Required work
In the data below, find every line with the string "JSON" and pull it out.

Entries supplied
##############################

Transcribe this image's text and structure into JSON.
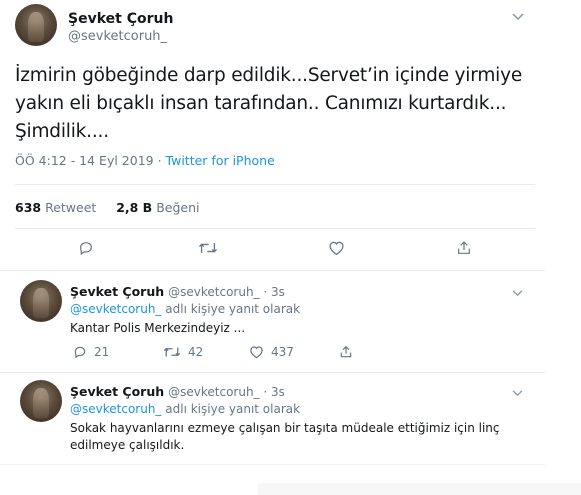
{
  "main_tweet": {
    "display_name": "Şevket Çoruh",
    "handle": "@sevketcoruh_",
    "text_lines": [
      "İzmirin göbeğinde darp edildik...Servet’in içinde yirmiye",
      "yakın eli bıçaklı insan tarafından.. Canımızı kurtardık...",
      "Şimdilik...."
    ],
    "timestamp": "ÖÖ 4:12 - 14 Eyl 2019 ·",
    "source": "Twitter for iPhone",
    "retweet_count": "638",
    "retweet_label": "Retweet",
    "like_count": "2,8 B",
    "like_label": "Beğeni"
  },
  "replies": [
    {
      "display_name": "Şevket Çoruh",
      "handle_time": "@sevketcoruh_ · 3s",
      "replying_handle": "@sevketcoruh_",
      "replying_suffix": "adlı kişiye yanıt olarak",
      "text": "Kantar Polis Merkezindeyiz ...",
      "reply_count": "21",
      "retweet_count": "42",
      "like_count": "437"
    },
    {
      "display_name": "Şevket Çoruh",
      "handle_time": "@sevketcoruh_ · 3s",
      "replying_handle": "@sevketcoruh_",
      "replying_suffix": "adlı kişiye yanıt olarak",
      "text_lines": [
        "Sokak hayvanlarını ezmeye çalışan bir taşıta müdeale ettiğimiz için  linç",
        "edilmeye çalışıldık."
      ]
    }
  ],
  "icons": {
    "caret": "chevron-down-icon",
    "reply": "reply-icon",
    "retweet": "retweet-icon",
    "like": "heart-icon",
    "share": "share-icon"
  },
  "colors": {
    "text": "#14171a",
    "muted": "#657786",
    "link": "#1b95e0",
    "divider": "#e6ecf0"
  }
}
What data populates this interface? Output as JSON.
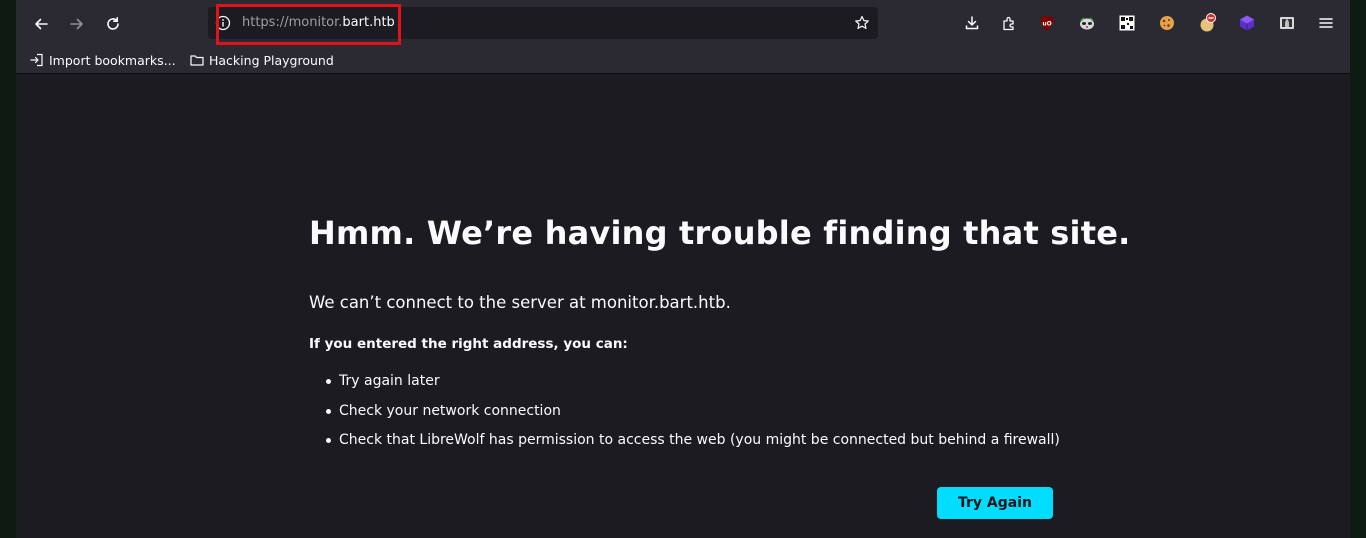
{
  "browser": {
    "url": {
      "scheme_prefix": "https://monitor.",
      "domain": "bart.htb"
    },
    "toolbar_icons": [
      "downloads-icon",
      "extensions-icon",
      "ublock-origin-icon",
      "privacy-badger-icon",
      "qr-code-icon",
      "cookie-autodelete-icon",
      "stop-sign-extension-icon",
      "cube-extension-icon",
      "picture-in-picture-icon",
      "menu-icon"
    ]
  },
  "bookmarks": {
    "import_label": "Import bookmarks...",
    "folder_label": "Hacking Playground"
  },
  "error_page": {
    "title": "Hmm. We’re having trouble finding that site.",
    "description": "We can’t connect to the server at monitor.bart.htb.",
    "subheading": "If you entered the right address, you can:",
    "suggestions": [
      "Try again later",
      "Check your network connection",
      "Check that LibreWolf has permission to access the web (you might be connected but behind a firewall)"
    ],
    "try_again_label": "Try Again"
  },
  "colors": {
    "chrome": "#2b2a33",
    "content_bg": "#1c1b22",
    "accent_button": "#00ddff",
    "highlight_box": "#e0121b"
  }
}
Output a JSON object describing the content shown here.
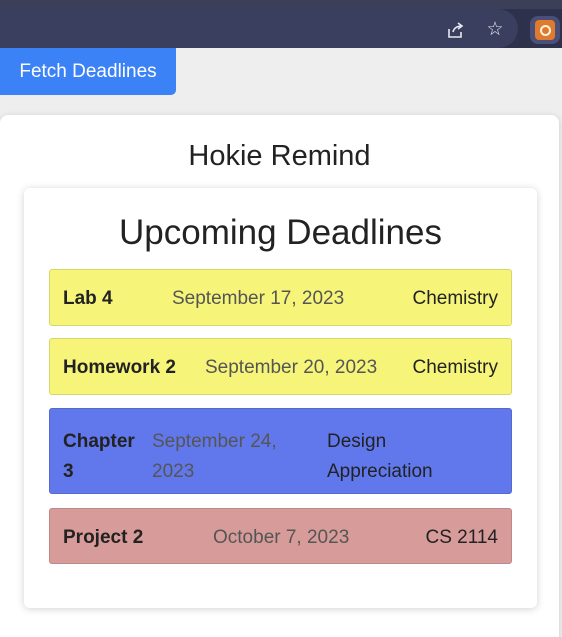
{
  "browser": {
    "icons": [
      "share-icon",
      "star-icon",
      "extension-icon"
    ]
  },
  "fetch_button_label": "Fetch Deadlines",
  "app_title": "Hokie Remind",
  "deadlines_heading": "Upcoming Deadlines",
  "colors": {
    "button": "#3b82f6",
    "yellow": "#f6f57a",
    "blue": "#6178ec",
    "red": "#d79c9a"
  },
  "deadlines": [
    {
      "name": "Lab 4",
      "date": "September 17, 2023",
      "course": "Chemistry",
      "color": "yellow"
    },
    {
      "name": "Homework 2",
      "date": "September 20, 2023",
      "course": "Chemistry",
      "color": "yellow"
    },
    {
      "name": "Chapter 3",
      "date": "September 24, 2023",
      "course": "Design Appreciation",
      "color": "blue"
    },
    {
      "name": "Project 2",
      "date": "October 7, 2023",
      "course": "CS 2114",
      "color": "red"
    }
  ]
}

##############################

Solution for this task
Transcribe this image's text and structure into JSON.
What data populates this interface? Output as JSON.
Output a JSON object describing the content shown here.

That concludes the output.